### Dataset records on visual material
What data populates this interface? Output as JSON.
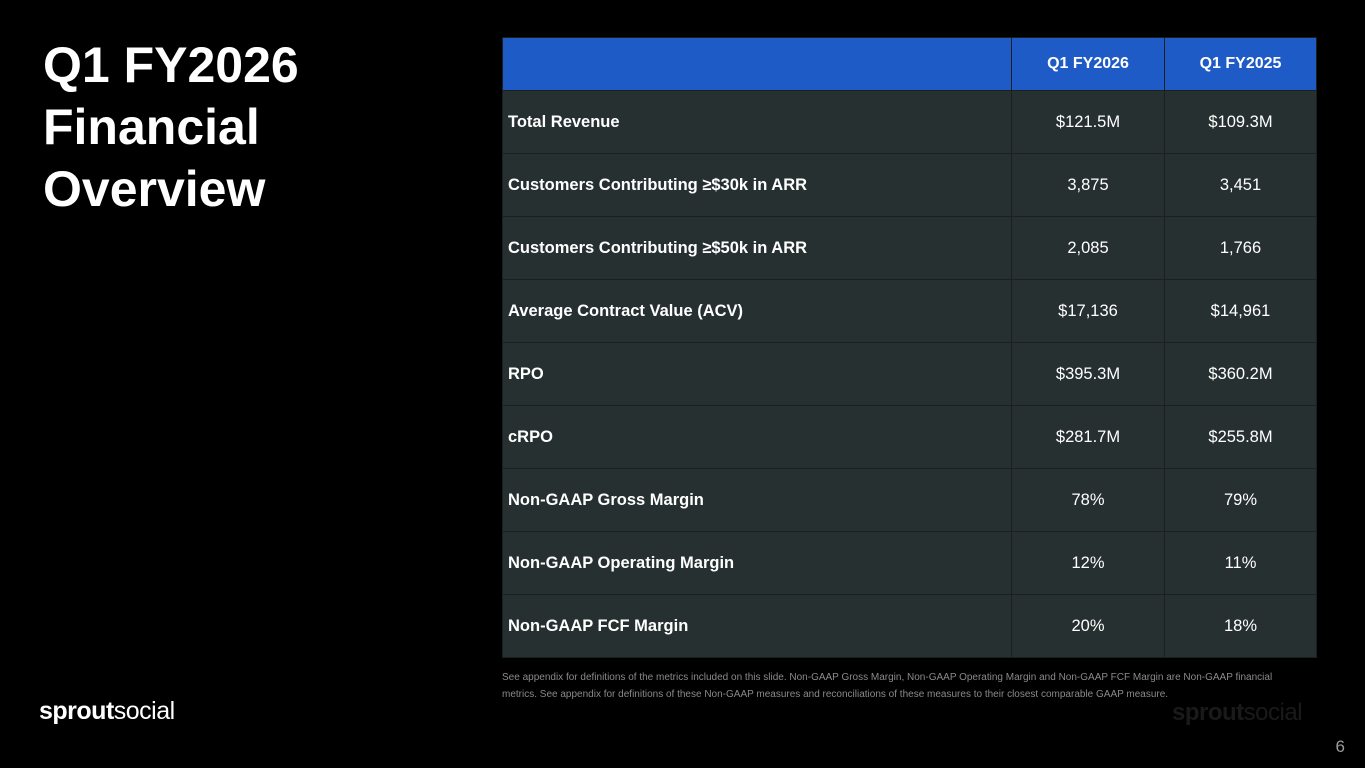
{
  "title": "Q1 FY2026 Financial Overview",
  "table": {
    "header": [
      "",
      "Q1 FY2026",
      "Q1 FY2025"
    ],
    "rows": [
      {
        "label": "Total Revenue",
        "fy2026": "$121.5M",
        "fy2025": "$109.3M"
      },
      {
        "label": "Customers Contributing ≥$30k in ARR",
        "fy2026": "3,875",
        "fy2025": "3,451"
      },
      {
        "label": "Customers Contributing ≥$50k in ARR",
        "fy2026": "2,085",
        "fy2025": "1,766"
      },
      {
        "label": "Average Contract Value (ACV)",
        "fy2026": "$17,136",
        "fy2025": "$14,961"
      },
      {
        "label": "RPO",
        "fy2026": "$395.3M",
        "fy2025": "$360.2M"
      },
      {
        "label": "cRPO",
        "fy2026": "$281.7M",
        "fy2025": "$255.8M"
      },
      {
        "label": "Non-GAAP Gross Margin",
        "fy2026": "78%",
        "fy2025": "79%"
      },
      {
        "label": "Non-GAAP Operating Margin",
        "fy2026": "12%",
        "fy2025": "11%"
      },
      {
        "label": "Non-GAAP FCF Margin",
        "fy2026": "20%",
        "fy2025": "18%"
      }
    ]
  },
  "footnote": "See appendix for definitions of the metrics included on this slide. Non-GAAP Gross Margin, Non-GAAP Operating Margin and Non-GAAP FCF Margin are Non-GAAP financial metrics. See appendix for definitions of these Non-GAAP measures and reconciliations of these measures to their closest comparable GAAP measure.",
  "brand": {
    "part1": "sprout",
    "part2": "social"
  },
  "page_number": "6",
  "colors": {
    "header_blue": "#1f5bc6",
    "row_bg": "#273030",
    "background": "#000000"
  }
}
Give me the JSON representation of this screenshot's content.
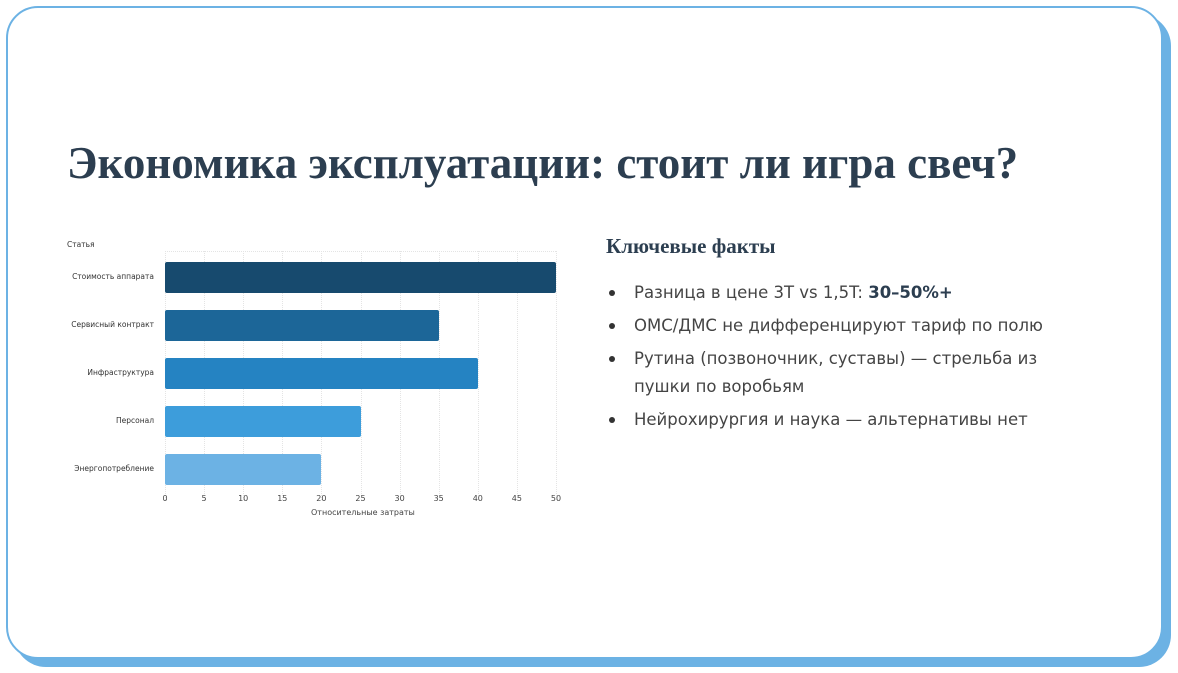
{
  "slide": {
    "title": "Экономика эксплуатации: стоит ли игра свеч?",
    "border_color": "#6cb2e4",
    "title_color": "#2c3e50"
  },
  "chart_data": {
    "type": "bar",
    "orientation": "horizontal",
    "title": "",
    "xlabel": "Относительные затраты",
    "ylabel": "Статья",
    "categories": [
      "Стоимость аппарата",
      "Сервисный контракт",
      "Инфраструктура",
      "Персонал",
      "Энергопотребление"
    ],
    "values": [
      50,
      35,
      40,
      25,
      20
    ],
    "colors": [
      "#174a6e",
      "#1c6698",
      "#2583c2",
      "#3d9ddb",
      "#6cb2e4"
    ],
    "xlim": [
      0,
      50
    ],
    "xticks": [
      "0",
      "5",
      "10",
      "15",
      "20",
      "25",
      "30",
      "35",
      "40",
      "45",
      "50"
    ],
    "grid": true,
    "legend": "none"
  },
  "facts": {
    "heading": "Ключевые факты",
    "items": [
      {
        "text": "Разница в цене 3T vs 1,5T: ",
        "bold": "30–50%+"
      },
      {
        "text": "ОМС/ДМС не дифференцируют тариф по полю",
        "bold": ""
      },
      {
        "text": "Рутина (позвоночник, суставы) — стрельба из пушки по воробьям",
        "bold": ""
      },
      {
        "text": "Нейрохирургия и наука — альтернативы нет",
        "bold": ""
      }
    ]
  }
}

### DIRECTION
Find the lines above that include the string "text" and copy them.

### SOLUTION FOR THIS TASK
        "text": "Разница в цене 3T vs 1,5T: ",
        "text": "ОМС/ДМС не дифференцируют тариф по полю",
        "text": "Рутина (позвоночник, суставы) — стрельба из пушки по воробьям",
        "text": "Нейрохирургия и наука — альтернативы нет",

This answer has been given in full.